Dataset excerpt
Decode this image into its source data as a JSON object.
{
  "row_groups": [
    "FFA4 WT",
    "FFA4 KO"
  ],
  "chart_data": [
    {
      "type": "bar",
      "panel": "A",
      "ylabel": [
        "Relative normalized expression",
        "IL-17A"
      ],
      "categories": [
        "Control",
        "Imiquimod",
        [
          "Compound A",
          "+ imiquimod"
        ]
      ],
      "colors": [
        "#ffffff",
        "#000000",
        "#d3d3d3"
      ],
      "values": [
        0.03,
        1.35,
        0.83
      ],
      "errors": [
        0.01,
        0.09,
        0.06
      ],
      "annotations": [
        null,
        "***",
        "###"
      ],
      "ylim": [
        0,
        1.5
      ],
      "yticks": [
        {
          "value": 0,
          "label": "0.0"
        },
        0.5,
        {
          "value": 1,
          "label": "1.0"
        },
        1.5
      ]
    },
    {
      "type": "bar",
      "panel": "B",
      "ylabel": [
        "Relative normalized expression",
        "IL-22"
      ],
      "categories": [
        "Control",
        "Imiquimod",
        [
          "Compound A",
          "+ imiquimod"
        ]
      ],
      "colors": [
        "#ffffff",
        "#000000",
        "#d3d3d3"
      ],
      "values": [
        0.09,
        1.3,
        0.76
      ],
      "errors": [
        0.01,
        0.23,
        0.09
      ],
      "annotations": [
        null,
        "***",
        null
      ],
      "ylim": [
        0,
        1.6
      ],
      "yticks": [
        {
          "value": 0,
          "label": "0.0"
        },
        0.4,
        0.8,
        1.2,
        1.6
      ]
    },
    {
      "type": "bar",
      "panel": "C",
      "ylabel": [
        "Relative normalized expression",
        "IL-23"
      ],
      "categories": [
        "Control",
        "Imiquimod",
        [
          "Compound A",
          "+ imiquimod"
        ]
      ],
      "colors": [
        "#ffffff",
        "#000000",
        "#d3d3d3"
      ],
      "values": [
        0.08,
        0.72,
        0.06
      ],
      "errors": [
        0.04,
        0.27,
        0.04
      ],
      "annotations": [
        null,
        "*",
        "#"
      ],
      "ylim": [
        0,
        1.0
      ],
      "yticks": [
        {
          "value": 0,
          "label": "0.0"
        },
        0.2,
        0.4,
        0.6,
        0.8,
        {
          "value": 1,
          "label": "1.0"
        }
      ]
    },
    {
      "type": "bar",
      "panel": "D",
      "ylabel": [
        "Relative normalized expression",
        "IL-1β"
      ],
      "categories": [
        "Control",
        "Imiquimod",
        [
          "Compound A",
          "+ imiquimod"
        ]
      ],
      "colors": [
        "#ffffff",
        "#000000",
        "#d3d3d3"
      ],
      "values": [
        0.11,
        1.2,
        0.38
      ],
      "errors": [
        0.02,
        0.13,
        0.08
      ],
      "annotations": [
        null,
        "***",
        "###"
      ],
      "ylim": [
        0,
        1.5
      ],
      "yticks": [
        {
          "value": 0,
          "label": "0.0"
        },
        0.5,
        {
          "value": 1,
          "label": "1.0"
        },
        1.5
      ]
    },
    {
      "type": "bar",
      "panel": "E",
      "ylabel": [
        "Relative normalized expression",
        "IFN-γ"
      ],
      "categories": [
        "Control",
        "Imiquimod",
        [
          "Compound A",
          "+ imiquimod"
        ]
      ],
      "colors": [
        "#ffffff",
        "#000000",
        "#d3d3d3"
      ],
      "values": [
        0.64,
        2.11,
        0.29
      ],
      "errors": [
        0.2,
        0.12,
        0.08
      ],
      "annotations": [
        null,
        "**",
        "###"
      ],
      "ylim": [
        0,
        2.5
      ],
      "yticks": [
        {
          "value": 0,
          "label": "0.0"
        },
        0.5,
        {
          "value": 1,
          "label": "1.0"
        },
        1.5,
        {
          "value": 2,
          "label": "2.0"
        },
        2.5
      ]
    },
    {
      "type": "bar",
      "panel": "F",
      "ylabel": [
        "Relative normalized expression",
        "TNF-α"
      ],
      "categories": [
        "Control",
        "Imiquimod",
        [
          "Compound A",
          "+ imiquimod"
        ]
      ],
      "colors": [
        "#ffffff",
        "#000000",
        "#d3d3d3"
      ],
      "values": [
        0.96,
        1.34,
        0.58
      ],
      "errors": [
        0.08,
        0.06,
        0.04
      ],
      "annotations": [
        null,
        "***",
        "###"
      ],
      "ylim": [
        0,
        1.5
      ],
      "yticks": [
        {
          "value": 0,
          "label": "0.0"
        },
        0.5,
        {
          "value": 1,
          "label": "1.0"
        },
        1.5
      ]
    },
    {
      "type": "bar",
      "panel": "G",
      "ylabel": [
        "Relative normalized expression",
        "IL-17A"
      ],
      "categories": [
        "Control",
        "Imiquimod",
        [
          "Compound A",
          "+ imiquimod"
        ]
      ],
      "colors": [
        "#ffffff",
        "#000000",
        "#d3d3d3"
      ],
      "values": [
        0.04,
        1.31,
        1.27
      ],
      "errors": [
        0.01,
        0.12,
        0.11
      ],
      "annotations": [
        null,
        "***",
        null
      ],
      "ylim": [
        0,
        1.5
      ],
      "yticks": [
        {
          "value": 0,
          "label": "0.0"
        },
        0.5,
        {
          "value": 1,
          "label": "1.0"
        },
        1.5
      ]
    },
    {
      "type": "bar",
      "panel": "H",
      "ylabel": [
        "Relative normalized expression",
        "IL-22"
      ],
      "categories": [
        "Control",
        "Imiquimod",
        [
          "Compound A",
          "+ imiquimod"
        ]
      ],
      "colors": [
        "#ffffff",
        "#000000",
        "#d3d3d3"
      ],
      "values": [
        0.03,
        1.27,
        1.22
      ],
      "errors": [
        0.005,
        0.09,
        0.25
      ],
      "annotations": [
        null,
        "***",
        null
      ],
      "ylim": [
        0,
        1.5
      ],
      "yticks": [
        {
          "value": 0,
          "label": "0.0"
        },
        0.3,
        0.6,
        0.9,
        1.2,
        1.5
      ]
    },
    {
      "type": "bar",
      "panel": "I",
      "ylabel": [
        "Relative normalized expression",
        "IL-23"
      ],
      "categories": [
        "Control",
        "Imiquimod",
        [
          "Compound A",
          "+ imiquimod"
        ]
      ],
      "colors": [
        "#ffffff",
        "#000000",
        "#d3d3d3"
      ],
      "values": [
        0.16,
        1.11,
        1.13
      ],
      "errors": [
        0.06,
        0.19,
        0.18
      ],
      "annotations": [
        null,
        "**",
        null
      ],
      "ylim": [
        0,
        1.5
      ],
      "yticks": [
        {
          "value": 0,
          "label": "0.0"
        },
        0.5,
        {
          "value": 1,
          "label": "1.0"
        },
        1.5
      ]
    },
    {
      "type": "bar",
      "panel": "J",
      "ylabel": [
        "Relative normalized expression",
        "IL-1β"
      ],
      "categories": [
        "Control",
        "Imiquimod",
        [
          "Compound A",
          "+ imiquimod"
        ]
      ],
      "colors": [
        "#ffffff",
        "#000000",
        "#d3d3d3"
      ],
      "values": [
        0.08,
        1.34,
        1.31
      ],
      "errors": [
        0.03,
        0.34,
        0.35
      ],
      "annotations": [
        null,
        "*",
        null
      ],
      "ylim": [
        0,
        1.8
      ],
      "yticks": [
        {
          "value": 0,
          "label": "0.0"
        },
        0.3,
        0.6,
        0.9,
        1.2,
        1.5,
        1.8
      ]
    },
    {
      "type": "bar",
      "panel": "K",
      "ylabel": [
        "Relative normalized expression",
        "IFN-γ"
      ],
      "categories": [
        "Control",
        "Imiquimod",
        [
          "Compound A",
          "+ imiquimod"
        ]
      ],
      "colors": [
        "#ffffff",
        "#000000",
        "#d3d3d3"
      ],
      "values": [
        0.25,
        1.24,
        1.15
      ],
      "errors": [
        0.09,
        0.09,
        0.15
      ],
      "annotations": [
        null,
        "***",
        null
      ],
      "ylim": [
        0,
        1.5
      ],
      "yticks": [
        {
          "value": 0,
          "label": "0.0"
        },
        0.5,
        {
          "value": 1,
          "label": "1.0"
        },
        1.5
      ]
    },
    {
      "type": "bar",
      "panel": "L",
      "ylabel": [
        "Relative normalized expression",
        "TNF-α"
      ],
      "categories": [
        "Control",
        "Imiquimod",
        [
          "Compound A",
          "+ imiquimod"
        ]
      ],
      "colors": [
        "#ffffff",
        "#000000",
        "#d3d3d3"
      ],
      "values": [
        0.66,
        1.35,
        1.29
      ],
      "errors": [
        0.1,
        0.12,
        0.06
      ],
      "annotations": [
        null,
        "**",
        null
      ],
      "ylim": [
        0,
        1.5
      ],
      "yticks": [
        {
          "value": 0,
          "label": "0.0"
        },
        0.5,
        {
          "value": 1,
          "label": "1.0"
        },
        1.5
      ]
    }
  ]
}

▶ Exercise aim: Gather from the records above every line containing the string "panel".

▶ Reply to the task:
      "panel": "A",
      "panel": "B",
      "panel": "C",
      "panel": "D",
      "panel": "E",
      "panel": "F",
      "panel": "G",
      "panel": "H",
      "panel": "I",
      "panel": "J",
      "panel": "K",
      "panel": "L",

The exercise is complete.